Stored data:
---
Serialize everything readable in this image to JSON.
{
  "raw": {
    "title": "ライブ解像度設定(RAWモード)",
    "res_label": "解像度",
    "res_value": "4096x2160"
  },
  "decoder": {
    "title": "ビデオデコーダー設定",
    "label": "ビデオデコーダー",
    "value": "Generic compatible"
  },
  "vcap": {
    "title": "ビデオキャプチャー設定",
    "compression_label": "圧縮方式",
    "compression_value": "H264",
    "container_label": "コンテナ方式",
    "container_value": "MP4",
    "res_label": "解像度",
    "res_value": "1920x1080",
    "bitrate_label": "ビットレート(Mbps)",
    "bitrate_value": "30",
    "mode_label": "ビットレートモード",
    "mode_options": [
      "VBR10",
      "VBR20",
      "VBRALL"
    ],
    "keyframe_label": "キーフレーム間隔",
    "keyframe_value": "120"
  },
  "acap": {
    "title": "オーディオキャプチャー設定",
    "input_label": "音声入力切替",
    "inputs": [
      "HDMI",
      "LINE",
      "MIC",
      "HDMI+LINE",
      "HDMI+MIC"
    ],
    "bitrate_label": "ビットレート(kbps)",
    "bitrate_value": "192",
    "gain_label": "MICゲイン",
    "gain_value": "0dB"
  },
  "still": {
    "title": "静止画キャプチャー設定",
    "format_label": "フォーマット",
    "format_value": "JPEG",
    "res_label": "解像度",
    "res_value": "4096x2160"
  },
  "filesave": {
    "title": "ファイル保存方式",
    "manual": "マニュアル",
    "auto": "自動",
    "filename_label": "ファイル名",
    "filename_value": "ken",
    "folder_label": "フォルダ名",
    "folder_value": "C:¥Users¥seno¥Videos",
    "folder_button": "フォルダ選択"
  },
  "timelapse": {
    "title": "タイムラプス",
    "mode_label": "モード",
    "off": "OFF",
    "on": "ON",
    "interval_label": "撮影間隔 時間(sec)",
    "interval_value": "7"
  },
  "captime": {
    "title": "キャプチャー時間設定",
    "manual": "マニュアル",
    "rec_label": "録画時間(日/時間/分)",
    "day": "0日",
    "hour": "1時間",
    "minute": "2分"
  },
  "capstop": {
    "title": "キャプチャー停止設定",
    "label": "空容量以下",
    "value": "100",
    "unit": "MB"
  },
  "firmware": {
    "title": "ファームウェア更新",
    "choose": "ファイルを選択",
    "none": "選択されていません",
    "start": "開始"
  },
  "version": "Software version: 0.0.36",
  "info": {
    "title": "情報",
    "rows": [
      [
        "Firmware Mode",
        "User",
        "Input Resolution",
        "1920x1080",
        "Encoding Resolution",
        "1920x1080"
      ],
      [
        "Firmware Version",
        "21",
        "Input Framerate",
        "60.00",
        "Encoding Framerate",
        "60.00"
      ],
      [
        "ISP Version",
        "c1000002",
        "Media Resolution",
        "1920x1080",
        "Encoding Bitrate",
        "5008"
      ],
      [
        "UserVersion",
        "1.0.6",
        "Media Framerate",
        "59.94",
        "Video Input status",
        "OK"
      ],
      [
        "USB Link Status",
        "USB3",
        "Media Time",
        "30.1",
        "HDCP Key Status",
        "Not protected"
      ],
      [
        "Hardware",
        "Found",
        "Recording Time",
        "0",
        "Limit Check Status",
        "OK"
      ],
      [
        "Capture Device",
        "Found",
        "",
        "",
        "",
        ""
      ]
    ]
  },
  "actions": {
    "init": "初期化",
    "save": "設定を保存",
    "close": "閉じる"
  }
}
---
→ **Problem statement**
Copy out every entry again, exactly as it was given.

→ **Answer to this task**
Serialize everything readable in this image to JSON.
{
  "raw": {
    "title": "ライブ解像度設定(RAWモード)",
    "res_label": "解像度",
    "res_value": "4096x2160"
  },
  "decoder": {
    "title": "ビデオデコーダー設定",
    "label": "ビデオデコーダー",
    "value": "Generic compatible"
  },
  "vcap": {
    "title": "ビデオキャプチャー設定",
    "compression_label": "圧縮方式",
    "compression_value": "H264",
    "container_label": "コンテナ方式",
    "container_value": "MP4",
    "res_label": "解像度",
    "res_value": "1920x1080",
    "bitrate_label": "ビットレート(Mbps)",
    "bitrate_value": "30",
    "mode_label": "ビットレートモード",
    "mode_options": [
      "VBR10",
      "VBR20",
      "VBRALL"
    ],
    "keyframe_label": "キーフレーム間隔",
    "keyframe_value": "120"
  },
  "acap": {
    "title": "オーディオキャプチャー設定",
    "input_label": "音声入力切替",
    "inputs": [
      "HDMI",
      "LINE",
      "MIC",
      "HDMI+LINE",
      "HDMI+MIC"
    ],
    "bitrate_label": "ビットレート(kbps)",
    "bitrate_value": "192",
    "gain_label": "MICゲイン",
    "gain_value": "0dB"
  },
  "still": {
    "title": "静止画キャプチャー設定",
    "format_label": "フォーマット",
    "format_value": "JPEG",
    "res_label": "解像度",
    "res_value": "4096x2160"
  },
  "filesave": {
    "title": "ファイル保存方式",
    "manual": "マニュアル",
    "auto": "自動",
    "filename_label": "ファイル名",
    "filename_value": "ken",
    "folder_label": "フォルダ名",
    "folder_value": "C:¥Users¥seno¥Videos",
    "folder_button": "フォルダ選択"
  },
  "timelapse": {
    "title": "タイムラプス",
    "mode_label": "モード",
    "off": "OFF",
    "on": "ON",
    "interval_label": "撮影間隔 時間(sec)",
    "interval_value": "7"
  },
  "captime": {
    "title": "キャプチャー時間設定",
    "manual": "マニュアル",
    "rec_label": "録画時間(日/時間/分)",
    "day": "0日",
    "hour": "1時間",
    "minute": "2分"
  },
  "capstop": {
    "title": "キャプチャー停止設定",
    "label": "空容量以下",
    "value": "100",
    "unit": "MB"
  },
  "firmware": {
    "title": "ファームウェア更新",
    "choose": "ファイルを選択",
    "none": "選択されていません",
    "start": "開始"
  },
  "version": "Software version: 0.0.36",
  "info": {
    "title": "情報",
    "rows": [
      [
        "Firmware Mode",
        "User",
        "Input Resolution",
        "1920x1080",
        "Encoding Resolution",
        "1920x1080"
      ],
      [
        "Firmware Version",
        "21",
        "Input Framerate",
        "60.00",
        "Encoding Framerate",
        "60.00"
      ],
      [
        "ISP Version",
        "c1000002",
        "Media Resolution",
        "1920x1080",
        "Encoding Bitrate",
        "5008"
      ],
      [
        "UserVersion",
        "1.0.6",
        "Media Framerate",
        "59.94",
        "Video Input status",
        "OK"
      ],
      [
        "USB Link Status",
        "USB3",
        "Media Time",
        "30.1",
        "HDCP Key Status",
        "Not protected"
      ],
      [
        "Hardware",
        "Found",
        "Recording Time",
        "0",
        "Limit Check Status",
        "OK"
      ],
      [
        "Capture Device",
        "Found",
        "",
        "",
        "",
        ""
      ]
    ]
  },
  "actions": {
    "init": "初期化",
    "save": "設定を保存",
    "close": "閉じる"
  }
}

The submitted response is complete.